═══ Document ═══

The platform declares for collective ownership of all railroads,
telegraph and telephone lines, etc. The word "confiscation" is
avoided, but confiscation must be intended, for surely the Socialists
do not wish to enrich the "capitalist class" by buying out their
interests in public service corporations at a fair valuation.

I could criticise the Socialist platform in many other respects,
especially the tone of violence and hatred that pervades it. There is
not a suggestion of Christianity about it. I shall conclude, however,
by stating my own experience of local government under the Socialist
Party. Being in ill health last winter, I stayed at Bordighera in
Italy. The Socialists controlled the town government, and were anxious
to continue in office, and therefore not to offend the rank and file
of their party. The drunkenness and noise at night were often
intolerable, but all protests were useless, as the drinkers and
shouters had votes, and the foreign visitors had none. Gambling was
carried on as openly as at Monte Carlo, without any regard to the
well-being of the community. After this slight experience, I was able
to understand better what took place under the Socialist commune of
Paris in 1871, which I am old enough to remember well.

       *       *       *       *       *


=Wilson, Alonzo Edes.= (Editor and Lecturer.)

There are many good things about the theory of Socialism, but I do not
believe in the remedy as proposed through the Socialist Party. The
battle can never be won that way. I also believe that our hardest
fight and the first thing to be done is the killing of our greatest
common enemy, the liquor traffic and the business of drunkard making,
by the Government. The settlement of this problem will solve many of
our ills and then we can take up some of these other questions.

═══

(Task requirements) Write the next part of the text on Socialism and the Socialist Party above, beginning after its final sentence.

═══ Extracted data ═══

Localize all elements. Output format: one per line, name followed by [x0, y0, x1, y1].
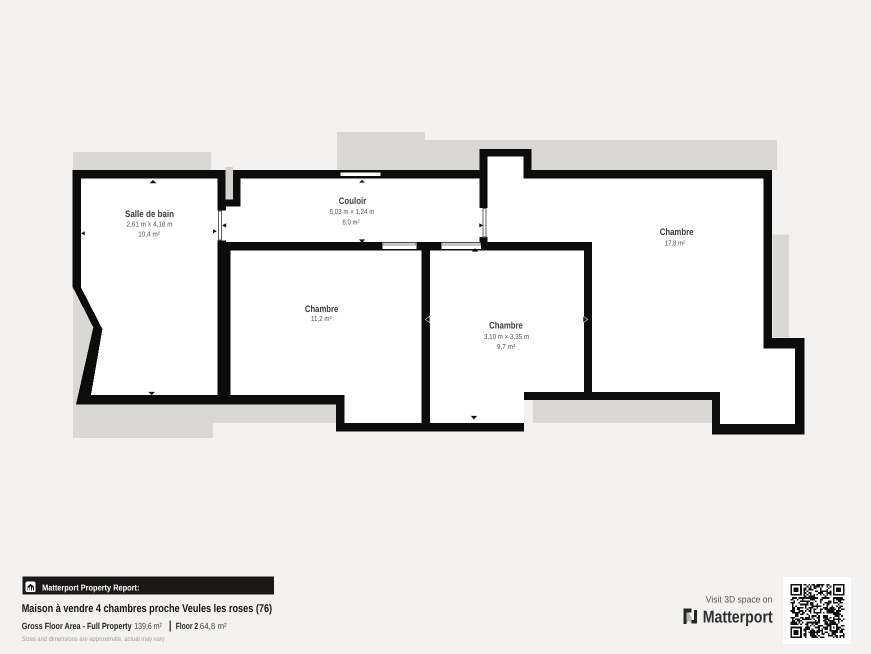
svg-text:5,03 m × 1,24 m: 5,03 m × 1,24 m	[330, 207, 375, 216]
svg-text:Couloir: Couloir	[339, 196, 367, 207]
svg-text:Visit 3D space on: Visit 3D space on	[706, 594, 773, 604]
svg-text:Maison à vendre 4 chambres pro: Maison à vendre 4 chambres proche Veules…	[22, 603, 273, 615]
svg-text:3,10 m × 3,35 m: 3,10 m × 3,35 m	[484, 332, 529, 341]
svg-text:6,0 m²: 6,0 m²	[343, 218, 361, 227]
svg-text:Chambre: Chambre	[660, 227, 694, 238]
svg-text:11,2 m²: 11,2 m²	[311, 314, 332, 323]
svg-text:139,6 m²: 139,6 m²	[134, 621, 162, 631]
svg-text:Sizes and dimensions are appro: Sizes and dimensions are approximate, ac…	[22, 636, 166, 643]
svg-text:10,4 m²: 10,4 m²	[138, 230, 160, 239]
svg-text:Chambre: Chambre	[489, 320, 523, 331]
svg-text:Floor 2: Floor 2	[176, 621, 198, 631]
svg-text:Matterport Property Report:: Matterport Property Report:	[42, 583, 140, 593]
svg-text:Gross Floor Area - Full Proper: Gross Floor Area - Full Property	[22, 621, 132, 631]
svg-text:2,61 m × 4,18 m: 2,61 m × 4,18 m	[127, 219, 173, 228]
svg-text:17,8 m²: 17,8 m²	[665, 239, 686, 248]
svg-text:9,7 m²: 9,7 m²	[497, 342, 516, 351]
svg-text:Matterport: Matterport	[703, 607, 773, 626]
svg-text:64,8 m²: 64,8 m²	[200, 621, 227, 631]
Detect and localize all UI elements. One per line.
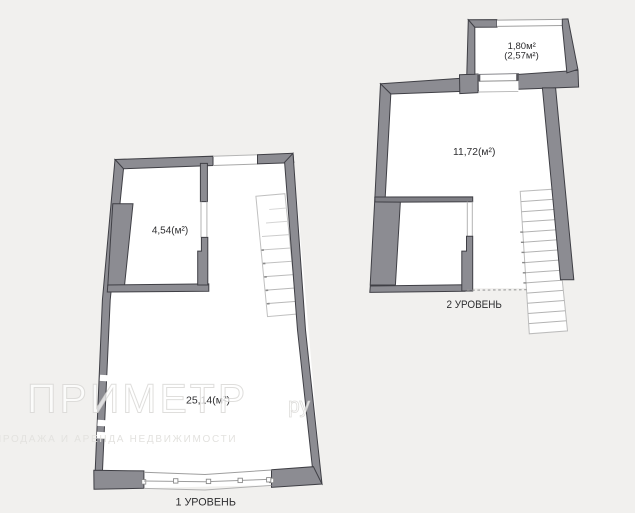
svg-text:1 УРОВЕНЬ: 1 УРОВЕНЬ (175, 496, 236, 508)
svg-text:ПРИМЕТР: ПРИМЕТР (27, 376, 248, 422)
svg-text:ру: ру (288, 395, 310, 418)
svg-text:11,72(м²): 11,72(м²) (453, 147, 495, 158)
svg-text:ПРОДАЖА И АРЕНДА НЕДВИЖИМОСТИ: ПРОДАЖА И АРЕНДА НЕДВИЖИМОСТИ (0, 434, 237, 445)
svg-text:(2,57м²): (2,57м²) (504, 50, 539, 61)
svg-text:4,54(м²): 4,54(м²) (152, 225, 188, 236)
svg-text:2 УРОВЕНЬ: 2 УРОВЕНЬ (446, 299, 502, 311)
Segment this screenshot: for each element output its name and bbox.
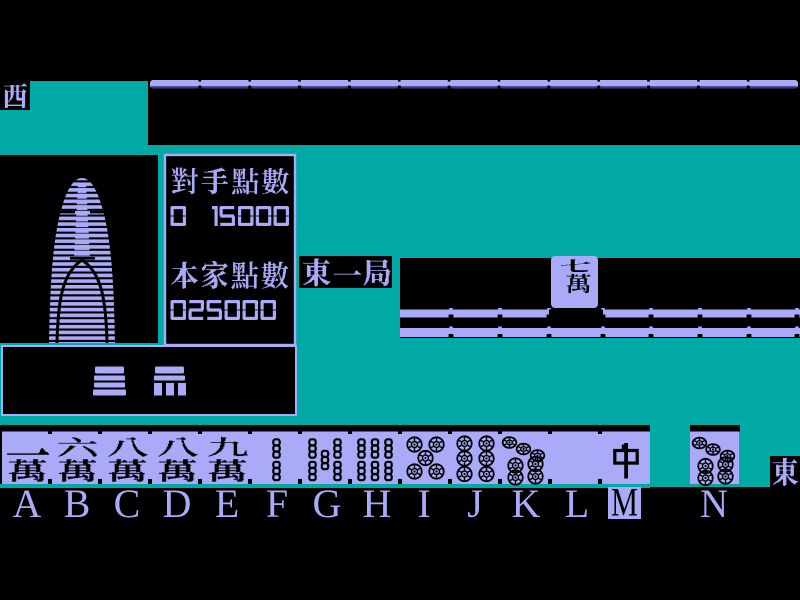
svg-text:D: D — [163, 481, 192, 526]
svg-text:G: G — [313, 481, 342, 526]
svg-text:H: H — [363, 481, 392, 526]
svg-text:L: L — [565, 481, 589, 526]
svg-text:K: K — [512, 481, 541, 526]
svg-text:B: B — [64, 481, 91, 526]
svg-text:F: F — [266, 481, 288, 526]
svg-text:J: J — [467, 481, 483, 526]
svg-text:N: N — [700, 481, 728, 526]
svg-text:C: C — [114, 481, 141, 526]
svg-text:A: A — [13, 481, 42, 526]
svg-text:M: M — [611, 480, 638, 525]
svg-text:I: I — [417, 481, 430, 526]
svg-text:E: E — [215, 481, 239, 526]
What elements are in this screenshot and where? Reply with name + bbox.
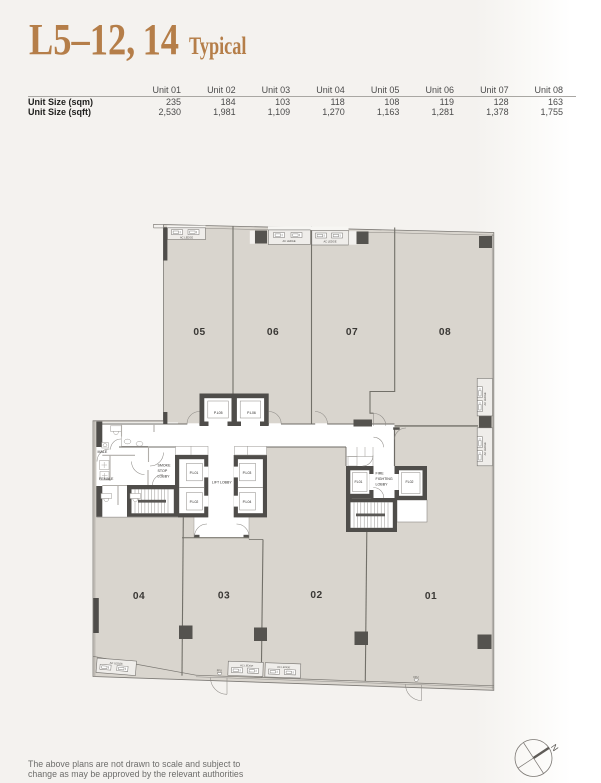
- svg-text:08: 08: [439, 327, 451, 338]
- svg-text:MALE: MALE: [98, 450, 108, 454]
- svg-text:FIGHTING: FIGHTING: [376, 477, 393, 481]
- svg-text:AC LEDGE: AC LEDGE: [240, 663, 254, 667]
- svg-text:P.L05: P.L05: [214, 411, 223, 415]
- svg-text:FL02: FL02: [406, 480, 414, 484]
- svg-text:03: 03: [218, 590, 230, 601]
- svg-text:FL01: FL01: [355, 480, 363, 484]
- svg-text:AC LEDGE: AC LEDGE: [323, 240, 336, 244]
- svg-text:AC LEDGE: AC LEDGE: [483, 442, 487, 455]
- svg-text:P.L02: P.L02: [190, 500, 199, 504]
- svg-text:01: 01: [425, 591, 437, 602]
- svg-text:AC LEDGE: AC LEDGE: [483, 392, 487, 405]
- svg-text:FIRE: FIRE: [376, 472, 385, 476]
- svg-text:02: 02: [310, 590, 322, 601]
- svg-text:AC LEDGE: AC LEDGE: [277, 665, 291, 669]
- svg-text:P.L03: P.L03: [243, 471, 252, 475]
- svg-text:05: 05: [193, 327, 205, 338]
- svg-text:07: 07: [346, 327, 358, 338]
- svg-text:P.L06: P.L06: [247, 411, 256, 415]
- svg-text:FEMALE: FEMALE: [99, 477, 114, 481]
- svg-text:04: 04: [133, 591, 145, 602]
- svg-text:LIFT LOBBY: LIFT LOBBY: [212, 481, 232, 485]
- svg-text:FFU: FFU: [217, 669, 222, 673]
- svg-text:LOBBY: LOBBY: [376, 483, 389, 487]
- svg-text:SMOKE: SMOKE: [158, 464, 172, 468]
- svg-text:06: 06: [267, 327, 279, 338]
- svg-text:P.L01: P.L01: [190, 471, 199, 475]
- svg-text:STOP: STOP: [158, 469, 168, 473]
- svg-text:AC LEDGE: AC LEDGE: [282, 239, 295, 243]
- svg-text:FFU: FFU: [414, 675, 419, 679]
- svg-text:AC LEDGE: AC LEDGE: [180, 235, 193, 239]
- svg-text:P.L04: P.L04: [243, 500, 252, 504]
- svg-text:LOBBY: LOBBY: [158, 475, 171, 479]
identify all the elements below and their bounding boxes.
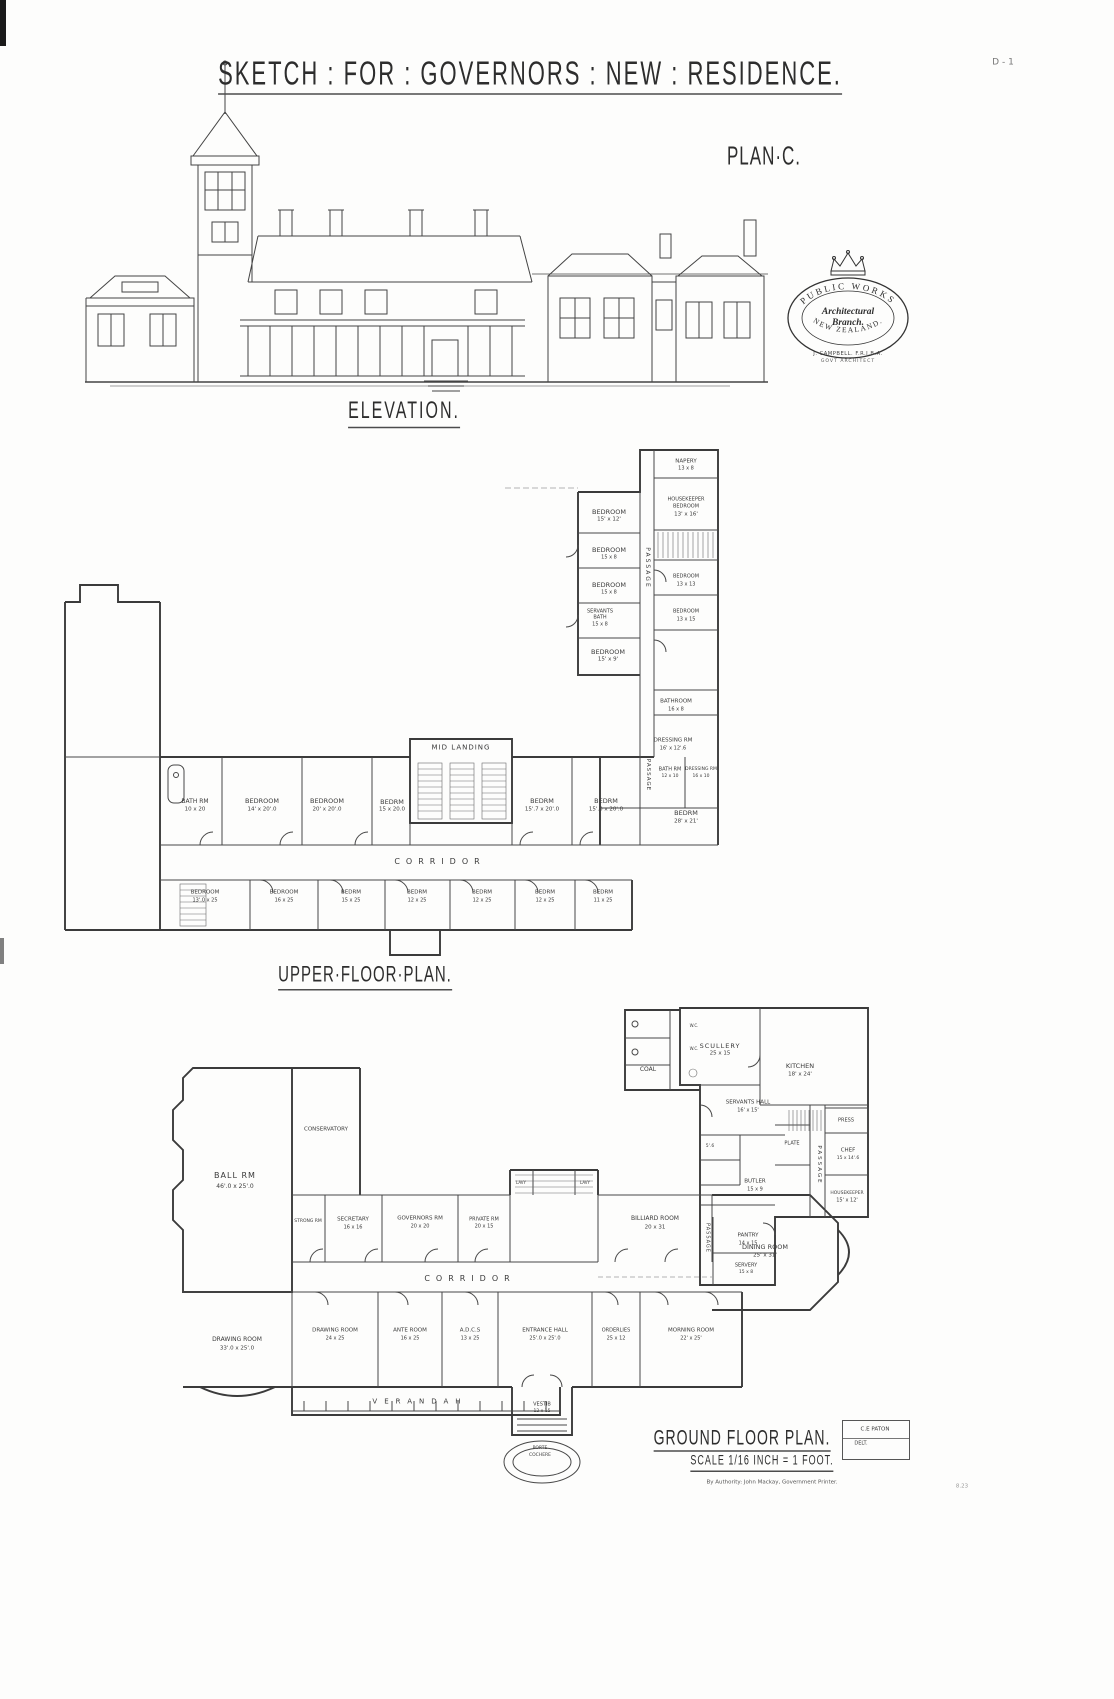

═══

(Exercise result)
       *       *       *       *       *


=Russell, Isaac Franklin, LL., D.C.L.= (Chief Justice of the Court of
Special Sessions of the City of New York.)

I am opposed to Socialism because of its erroneous attitude to labor.
Labor is not a thing to be avoided, but rather to be welcomed and
encouraged. The only real happiness we ever experience in this world
is the intelligent exercise of our faculties. A perpetual motion
machine or some fanciful device for saving us from labor, so far from
being a blessing, would paralyze our noblest powers.

I charge Socialism with economic error and heresy for its attacks on
capital and capitalists. Capital is indispensable to enterprise. It is
the source and mainspring of wages. The laborer cannot pay himself his
wages out of the finished product of his toil, else he would have no
quarrel with his master. Even public credit, on which we are building
the Panama Canal and our city schools, rests on visible resources in
lands, franchises and personal property.

I charge Socialism with economic error in advocating a rate of wages
determined by arbitrary authority, irrespective of demand and supply.
No producer of merchandise for any appreciable length of time can
continue to pay more than the market rate of wages and keep out of
bankruptcy.

The manhood wage--a plan by which we accord to each laborer enough
money to support himself, his wife and as many children as God sends
to his home--is a delusion and a snare. It directly encourages
improvidence and stimulates the growth of population by diverting
nature's stern but benignant discipline from the unworthy to the
worthy. It paralyzes thrift and temperance, and puts a premium on
recklessness and vicious self-indulgence.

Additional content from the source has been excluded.